**WHAT TO WORK ON:** Word for word, restate each of the records below.

══ INPUT DATA ══

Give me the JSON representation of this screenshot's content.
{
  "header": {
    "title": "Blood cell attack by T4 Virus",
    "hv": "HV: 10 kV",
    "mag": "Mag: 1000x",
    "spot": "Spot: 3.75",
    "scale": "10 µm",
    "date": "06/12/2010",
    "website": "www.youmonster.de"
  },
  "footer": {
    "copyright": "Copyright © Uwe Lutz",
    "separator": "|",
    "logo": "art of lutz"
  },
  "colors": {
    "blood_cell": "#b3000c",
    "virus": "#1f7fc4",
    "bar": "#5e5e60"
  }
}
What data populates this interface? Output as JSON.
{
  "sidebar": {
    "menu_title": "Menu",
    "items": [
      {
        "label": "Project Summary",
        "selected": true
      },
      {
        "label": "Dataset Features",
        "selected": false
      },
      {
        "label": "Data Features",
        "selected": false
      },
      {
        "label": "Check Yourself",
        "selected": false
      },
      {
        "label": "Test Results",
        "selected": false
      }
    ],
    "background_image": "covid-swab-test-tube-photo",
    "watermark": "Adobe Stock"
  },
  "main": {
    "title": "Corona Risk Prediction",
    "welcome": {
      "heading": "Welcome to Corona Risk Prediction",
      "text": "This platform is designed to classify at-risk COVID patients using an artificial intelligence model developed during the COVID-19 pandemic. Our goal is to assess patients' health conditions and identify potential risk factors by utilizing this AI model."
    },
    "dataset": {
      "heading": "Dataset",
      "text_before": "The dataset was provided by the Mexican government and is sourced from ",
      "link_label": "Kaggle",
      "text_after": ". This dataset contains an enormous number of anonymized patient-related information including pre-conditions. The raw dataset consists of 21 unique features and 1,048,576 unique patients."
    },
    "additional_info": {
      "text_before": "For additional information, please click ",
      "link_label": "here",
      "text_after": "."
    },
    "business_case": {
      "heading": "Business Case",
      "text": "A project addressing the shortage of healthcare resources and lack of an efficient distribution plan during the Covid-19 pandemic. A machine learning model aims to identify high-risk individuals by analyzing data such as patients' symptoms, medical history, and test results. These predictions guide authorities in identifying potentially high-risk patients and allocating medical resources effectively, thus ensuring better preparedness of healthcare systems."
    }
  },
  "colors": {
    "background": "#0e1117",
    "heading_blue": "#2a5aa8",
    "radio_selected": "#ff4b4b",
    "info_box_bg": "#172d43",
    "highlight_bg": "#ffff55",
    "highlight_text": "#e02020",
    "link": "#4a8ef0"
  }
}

═══

**RESULT OF THE EXERCISE:**
Give me the JSON representation of this screenshot's content.
{
  "header": {
    "title": "Blood cell attack by T4 Virus",
    "hv": "HV: 10 kV",
    "mag": "Mag: 1000x",
    "spot": "Spot: 3.75",
    "scale": "10 µm",
    "date": "06/12/2010",
    "website": "www.youmonster.de"
  },
  "footer": {
    "copyright": "Copyright © Uwe Lutz",
    "separator": "|",
    "logo": "art of lutz"
  },
  "colors": {
    "blood_cell": "#b3000c",
    "virus": "#1f7fc4",
    "bar": "#5e5e60"
  }
}
What data populates this interface? Output as JSON.
{
  "sidebar": {
    "menu_title": "Menu",
    "items": [
      {
        "label": "Project Summary",
        "selected": true
      },
      {
        "label": "Dataset Features",
        "selected": false
      },
      {
        "label": "Data Features",
        "selected": false
      },
      {
        "label": "Check Yourself",
        "selected": false
      },
      {
        "label": "Test Results",
        "selected": false
      }
    ],
    "background_image": "covid-swab-test-tube-photo",
    "watermark": "Adobe Stock"
  },
  "main": {
    "title": "Corona Risk Prediction",
    "welcome": {
      "heading": "Welcome to Corona Risk Prediction",
      "text": "This platform is designed to classify at-risk COVID patients using an artificial intelligence model developed during the COVID-19 pandemic. Our goal is to assess patients' health conditions and identify potential risk factors by utilizing this AI model."
    },
    "dataset": {
      "heading": "Dataset",
      "text_before": "The dataset was provided by the Mexican government and is sourced from ",
      "link_label": "Kaggle",
      "text_after": ". This dataset contains an enormous number of anonymized patient-related information including pre-conditions. The raw dataset consists of 21 unique features and 1,048,576 unique patients."
    },
    "additional_info": {
      "text_before": "For additional information, please click ",
      "link_label": "here",
      "text_after": "."
    },
    "business_case": {
      "heading": "Business Case",
      "text": "A project addressing the shortage of healthcare resources and lack of an efficient distribution plan during the Covid-19 pandemic. A machine learning model aims to identify high-risk individuals by analyzing data such as patients' symptoms, medical history, and test results. These predictions guide authorities in identifying potentially high-risk patients and allocating medical resources effectively, thus ensuring better preparedness of healthcare systems."
    }
  },
  "colors": {
    "background": "#0e1117",
    "heading_blue": "#2a5aa8",
    "radio_selected": "#ff4b4b",
    "info_box_bg": "#172d43",
    "highlight_bg": "#ffff55",
    "highlight_text": "#e02020",
    "link": "#4a8ef0"
  }
}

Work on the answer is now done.